### WRITTEN TASK
Show all lines from the listing below that contain "zamówieniu".

++++ SUPPLIED RECORDS

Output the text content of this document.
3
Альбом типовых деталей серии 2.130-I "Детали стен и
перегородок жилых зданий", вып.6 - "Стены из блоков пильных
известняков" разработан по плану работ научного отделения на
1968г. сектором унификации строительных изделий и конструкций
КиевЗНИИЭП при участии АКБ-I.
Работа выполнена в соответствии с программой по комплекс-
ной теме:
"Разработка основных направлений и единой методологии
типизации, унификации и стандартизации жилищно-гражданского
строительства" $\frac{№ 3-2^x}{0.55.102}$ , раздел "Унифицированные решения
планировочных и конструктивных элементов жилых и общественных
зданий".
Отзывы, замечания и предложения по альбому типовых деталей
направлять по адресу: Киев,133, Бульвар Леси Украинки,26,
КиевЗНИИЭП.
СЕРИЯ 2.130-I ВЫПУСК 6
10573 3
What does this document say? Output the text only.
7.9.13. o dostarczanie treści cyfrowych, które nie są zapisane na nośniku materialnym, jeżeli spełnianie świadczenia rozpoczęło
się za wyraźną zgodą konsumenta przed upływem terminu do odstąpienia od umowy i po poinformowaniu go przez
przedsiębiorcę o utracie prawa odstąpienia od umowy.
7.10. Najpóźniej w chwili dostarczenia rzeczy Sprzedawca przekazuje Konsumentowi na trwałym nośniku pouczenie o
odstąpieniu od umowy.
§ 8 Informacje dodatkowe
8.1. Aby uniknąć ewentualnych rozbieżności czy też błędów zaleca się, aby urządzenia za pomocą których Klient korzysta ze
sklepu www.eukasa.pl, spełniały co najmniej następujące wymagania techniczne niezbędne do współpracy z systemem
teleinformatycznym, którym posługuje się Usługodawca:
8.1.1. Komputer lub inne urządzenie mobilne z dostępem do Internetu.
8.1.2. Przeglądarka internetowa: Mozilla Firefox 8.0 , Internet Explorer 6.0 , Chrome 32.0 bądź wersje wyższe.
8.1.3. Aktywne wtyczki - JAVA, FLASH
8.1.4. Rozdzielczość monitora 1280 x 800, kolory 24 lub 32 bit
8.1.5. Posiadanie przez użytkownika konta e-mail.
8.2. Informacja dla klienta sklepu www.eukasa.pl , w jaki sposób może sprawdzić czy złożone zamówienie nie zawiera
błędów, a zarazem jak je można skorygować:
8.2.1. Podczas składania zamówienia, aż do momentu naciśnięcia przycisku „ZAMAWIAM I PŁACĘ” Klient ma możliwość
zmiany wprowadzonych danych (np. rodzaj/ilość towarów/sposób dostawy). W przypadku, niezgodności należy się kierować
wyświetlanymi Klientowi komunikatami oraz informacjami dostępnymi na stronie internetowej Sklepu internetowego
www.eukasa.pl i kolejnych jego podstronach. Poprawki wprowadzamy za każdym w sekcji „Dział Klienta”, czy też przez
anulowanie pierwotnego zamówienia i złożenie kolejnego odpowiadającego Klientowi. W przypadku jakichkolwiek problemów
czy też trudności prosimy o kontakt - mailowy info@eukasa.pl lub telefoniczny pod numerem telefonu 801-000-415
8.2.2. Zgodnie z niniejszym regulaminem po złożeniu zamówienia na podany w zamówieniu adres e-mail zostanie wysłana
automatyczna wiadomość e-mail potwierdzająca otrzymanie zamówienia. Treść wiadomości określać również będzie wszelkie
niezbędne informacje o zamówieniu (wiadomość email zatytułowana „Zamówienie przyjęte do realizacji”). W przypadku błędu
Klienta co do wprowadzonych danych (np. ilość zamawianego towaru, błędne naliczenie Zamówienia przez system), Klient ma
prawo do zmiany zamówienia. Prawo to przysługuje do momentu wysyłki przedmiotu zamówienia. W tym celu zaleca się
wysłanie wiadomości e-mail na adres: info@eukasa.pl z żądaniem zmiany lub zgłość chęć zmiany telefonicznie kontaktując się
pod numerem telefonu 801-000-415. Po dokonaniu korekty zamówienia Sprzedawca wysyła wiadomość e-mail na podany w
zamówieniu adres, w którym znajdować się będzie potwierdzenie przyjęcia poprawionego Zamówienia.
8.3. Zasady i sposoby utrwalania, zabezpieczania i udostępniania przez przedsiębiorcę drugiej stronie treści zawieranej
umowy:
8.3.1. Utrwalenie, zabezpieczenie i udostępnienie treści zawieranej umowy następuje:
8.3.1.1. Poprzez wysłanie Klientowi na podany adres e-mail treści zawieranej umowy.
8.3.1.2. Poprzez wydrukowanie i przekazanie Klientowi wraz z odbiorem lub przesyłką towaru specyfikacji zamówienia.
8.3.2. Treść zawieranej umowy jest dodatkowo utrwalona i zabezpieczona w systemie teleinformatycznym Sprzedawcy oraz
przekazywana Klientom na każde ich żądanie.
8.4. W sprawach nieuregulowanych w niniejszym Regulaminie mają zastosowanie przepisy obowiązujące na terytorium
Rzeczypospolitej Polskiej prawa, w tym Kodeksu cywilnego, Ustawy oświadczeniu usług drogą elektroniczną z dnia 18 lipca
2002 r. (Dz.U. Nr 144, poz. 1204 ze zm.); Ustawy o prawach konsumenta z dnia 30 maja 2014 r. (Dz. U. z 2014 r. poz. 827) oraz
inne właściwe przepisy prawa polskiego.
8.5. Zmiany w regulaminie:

++++++++

### RESULT OF THE EXERCISE
8.2.2. Zgodnie z niniejszym regulaminem po złożeniu zamówienia na podany w zamówieniu adres e-mail zostanie wysłana
niezbędne informacje o zamówieniu (wiadomość email zatytułowana „Zamówienie przyjęte do realizacji”). W przypadku błędu
zamówieniu adres, w którym znajdować się będzie potwierdzenie przyjęcia poprawionego Zamówienia.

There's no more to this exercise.